» **Prompt A**:
Reproduce the passage of the m68k bus error thread starting at "and might log" and ending at "think that's correct.".
» **Prompt B**:
Transcribe the rows starting at the first one and ending at the row that contains "package-icon bbox=[54, 774, 70, 790]", with both of those rows included.

» **Document segment**:
▼

Re: [RFC] m68k: Fix dead code in bus_error030()

Michael Schmitz <schmitzmic@xxxxxxxxx> · Sat, 10 Mar 2018 15:50:08 +1300

Hi Finn,

Am 10.03.2018 um 11:51 schrieb Finn Thain:
On Fri, 9 Mar 2018, Michael Schmitz wrote:

How does the PDMA logic raise the exception? If we find none of the 
usual MMU status register bits are set, we could take that as an 
indication that the exception wasn't raised by the MMU, so no page or 
protection fault. Pretty much leaves only the PDMA logic (if present).

It's a hardware exception, not a software exception. The bus error is 
generated by signals from one of Apple's ASICs. This logic circuit 
effectively interfaces the SCSI bus with the system bus, via the SCSI 
controller, for performance. But that's hardly relevant. I'm more 
interested in the bug in mainline, not the bug in my RFC patch.

Well, the bug in mainline is what allows PDMA to work on 030, by a happy
coincidence. I was simply wondering what MMU status bits we'd likely see
if the PDMA ASIC generates an exception.

- What are the implications of the existing logic error?

We might miss handling (MMU_B|MMU_L|MMU_S) && (ssw & RM) (should be 
harmless),

I think that leads to a recursive fault which would kill the machine 
instead of just the user process that caused the fault, but I don't have 
code to confirm this.

Too dangerous to consider, then.

and might log (MMU_B|MMU_L|MMU_S) && !(ssw & RM) as unexpected bus error 
if there wasn't a user process to signal or an exception vector to fix 
up, or even panic. Doesn't seem to happen though.

- What was the author trying to achieve? Why a special case for RMW 
  faults?

Because the 020 can't do RMW instructions,

I don't think that's correct.

'probably a 020 CAS instruction' suggests that these might be the only
ones having (ssw & RM) true.

From Kconfig.cpu:

config RMW_INSNS
        bool "Use read-modify-write instructions"

▲

» **Exercise materials**:
▼

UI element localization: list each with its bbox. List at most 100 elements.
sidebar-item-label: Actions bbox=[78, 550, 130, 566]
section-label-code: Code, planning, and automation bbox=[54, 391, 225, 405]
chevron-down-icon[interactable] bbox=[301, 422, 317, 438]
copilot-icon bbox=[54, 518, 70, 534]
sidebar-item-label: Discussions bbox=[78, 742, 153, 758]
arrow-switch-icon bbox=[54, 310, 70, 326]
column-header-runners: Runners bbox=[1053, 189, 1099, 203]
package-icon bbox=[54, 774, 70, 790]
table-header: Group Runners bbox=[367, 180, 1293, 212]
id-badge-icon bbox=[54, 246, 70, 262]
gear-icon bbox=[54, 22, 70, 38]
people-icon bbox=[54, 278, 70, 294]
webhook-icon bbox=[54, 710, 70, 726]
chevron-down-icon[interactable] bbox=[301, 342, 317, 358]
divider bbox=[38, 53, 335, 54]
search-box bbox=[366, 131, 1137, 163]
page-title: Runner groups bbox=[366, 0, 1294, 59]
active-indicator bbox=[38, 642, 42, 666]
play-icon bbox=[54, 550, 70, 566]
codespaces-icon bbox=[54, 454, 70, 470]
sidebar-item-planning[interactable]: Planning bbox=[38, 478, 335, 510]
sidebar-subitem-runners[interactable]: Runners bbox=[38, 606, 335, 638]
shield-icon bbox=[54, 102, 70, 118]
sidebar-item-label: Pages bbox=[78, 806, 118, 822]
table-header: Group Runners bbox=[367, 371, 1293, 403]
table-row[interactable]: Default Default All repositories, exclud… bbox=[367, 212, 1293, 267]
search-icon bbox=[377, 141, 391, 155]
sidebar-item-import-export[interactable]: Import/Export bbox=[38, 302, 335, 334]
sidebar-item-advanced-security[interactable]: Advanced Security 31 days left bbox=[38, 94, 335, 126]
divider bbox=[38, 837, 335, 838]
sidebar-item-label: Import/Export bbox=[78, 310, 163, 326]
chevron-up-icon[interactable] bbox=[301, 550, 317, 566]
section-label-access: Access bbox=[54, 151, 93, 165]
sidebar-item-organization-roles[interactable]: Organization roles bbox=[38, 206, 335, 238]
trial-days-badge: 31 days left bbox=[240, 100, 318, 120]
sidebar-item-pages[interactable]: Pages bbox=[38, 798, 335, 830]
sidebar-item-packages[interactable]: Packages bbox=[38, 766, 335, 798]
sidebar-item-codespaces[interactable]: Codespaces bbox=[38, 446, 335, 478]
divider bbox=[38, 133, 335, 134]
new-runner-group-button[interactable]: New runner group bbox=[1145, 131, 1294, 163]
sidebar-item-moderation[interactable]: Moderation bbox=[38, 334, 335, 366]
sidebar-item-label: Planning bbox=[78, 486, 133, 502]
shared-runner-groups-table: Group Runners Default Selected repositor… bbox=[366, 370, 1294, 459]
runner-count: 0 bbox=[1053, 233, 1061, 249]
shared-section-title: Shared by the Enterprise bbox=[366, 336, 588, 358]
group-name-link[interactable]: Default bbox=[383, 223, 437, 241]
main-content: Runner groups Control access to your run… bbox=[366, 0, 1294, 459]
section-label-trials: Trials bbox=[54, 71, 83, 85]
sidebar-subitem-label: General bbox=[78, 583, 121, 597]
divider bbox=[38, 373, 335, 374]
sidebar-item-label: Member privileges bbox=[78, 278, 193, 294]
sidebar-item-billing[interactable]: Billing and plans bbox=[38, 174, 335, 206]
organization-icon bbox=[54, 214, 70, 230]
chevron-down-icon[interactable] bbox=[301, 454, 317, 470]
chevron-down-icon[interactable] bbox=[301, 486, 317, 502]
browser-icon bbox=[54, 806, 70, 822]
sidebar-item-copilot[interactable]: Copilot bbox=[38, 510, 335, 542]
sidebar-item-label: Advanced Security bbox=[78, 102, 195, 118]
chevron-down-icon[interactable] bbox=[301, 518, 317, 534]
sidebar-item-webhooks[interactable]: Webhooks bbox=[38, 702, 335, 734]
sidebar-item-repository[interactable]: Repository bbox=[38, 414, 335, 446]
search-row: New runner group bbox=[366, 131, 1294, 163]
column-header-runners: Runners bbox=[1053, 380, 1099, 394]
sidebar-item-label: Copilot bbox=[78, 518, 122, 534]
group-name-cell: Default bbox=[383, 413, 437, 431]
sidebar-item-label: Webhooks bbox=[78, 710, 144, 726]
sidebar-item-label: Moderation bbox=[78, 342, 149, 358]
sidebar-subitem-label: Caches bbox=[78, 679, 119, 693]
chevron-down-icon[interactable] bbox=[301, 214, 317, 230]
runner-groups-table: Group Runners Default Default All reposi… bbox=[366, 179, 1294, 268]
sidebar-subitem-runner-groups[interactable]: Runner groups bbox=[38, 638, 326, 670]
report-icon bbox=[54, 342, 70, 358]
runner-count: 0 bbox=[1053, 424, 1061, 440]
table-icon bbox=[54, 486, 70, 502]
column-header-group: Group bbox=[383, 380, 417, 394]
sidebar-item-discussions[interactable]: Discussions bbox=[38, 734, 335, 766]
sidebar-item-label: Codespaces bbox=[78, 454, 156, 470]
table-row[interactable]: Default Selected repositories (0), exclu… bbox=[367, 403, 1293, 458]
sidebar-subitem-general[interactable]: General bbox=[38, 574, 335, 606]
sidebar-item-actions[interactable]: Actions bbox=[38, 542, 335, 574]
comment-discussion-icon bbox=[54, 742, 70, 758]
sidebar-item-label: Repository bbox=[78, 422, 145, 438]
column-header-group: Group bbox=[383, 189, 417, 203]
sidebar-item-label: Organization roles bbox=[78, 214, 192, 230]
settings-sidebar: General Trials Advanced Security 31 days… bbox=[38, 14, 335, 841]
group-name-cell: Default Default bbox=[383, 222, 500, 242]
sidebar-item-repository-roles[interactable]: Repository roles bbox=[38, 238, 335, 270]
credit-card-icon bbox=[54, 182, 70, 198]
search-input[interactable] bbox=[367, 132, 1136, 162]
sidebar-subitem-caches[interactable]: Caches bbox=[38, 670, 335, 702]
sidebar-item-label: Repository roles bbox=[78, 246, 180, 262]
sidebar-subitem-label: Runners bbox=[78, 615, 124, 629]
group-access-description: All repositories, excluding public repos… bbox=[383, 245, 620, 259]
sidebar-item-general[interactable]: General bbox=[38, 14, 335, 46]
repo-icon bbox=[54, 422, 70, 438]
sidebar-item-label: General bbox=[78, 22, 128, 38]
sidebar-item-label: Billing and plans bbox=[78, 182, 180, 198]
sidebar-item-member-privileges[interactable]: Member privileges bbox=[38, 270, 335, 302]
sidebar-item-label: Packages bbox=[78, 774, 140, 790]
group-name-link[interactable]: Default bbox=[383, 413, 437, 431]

▲

» **Output A**:
and might log (MMU_B|MMU_L|MMU_S) && !(ssw & RM) as unexpected bus error 
if there wasn't a user process to signal or an exception vector to fix 
up, or even panic. Doesn't seem to happen though.

- What was the author trying to achieve? Why a special case for RMW 
  faults?

Because the 020 can't do RMW instructions,

I don't think that's correct.

» **Output B**:
UI element localization: list each with its bbox. List at most 100 elements.
sidebar-item-label: Actions bbox=[78, 550, 130, 566]
section-label-code: Code, planning, and automation bbox=[54, 391, 225, 405]
chevron-down-icon[interactable] bbox=[301, 422, 317, 438]
copilot-icon bbox=[54, 518, 70, 534]
sidebar-item-label: Discussions bbox=[78, 742, 153, 758]
arrow-switch-icon bbox=[54, 310, 70, 326]
column-header-runners: Runners bbox=[1053, 189, 1099, 203]
package-icon bbox=[54, 774, 70, 790]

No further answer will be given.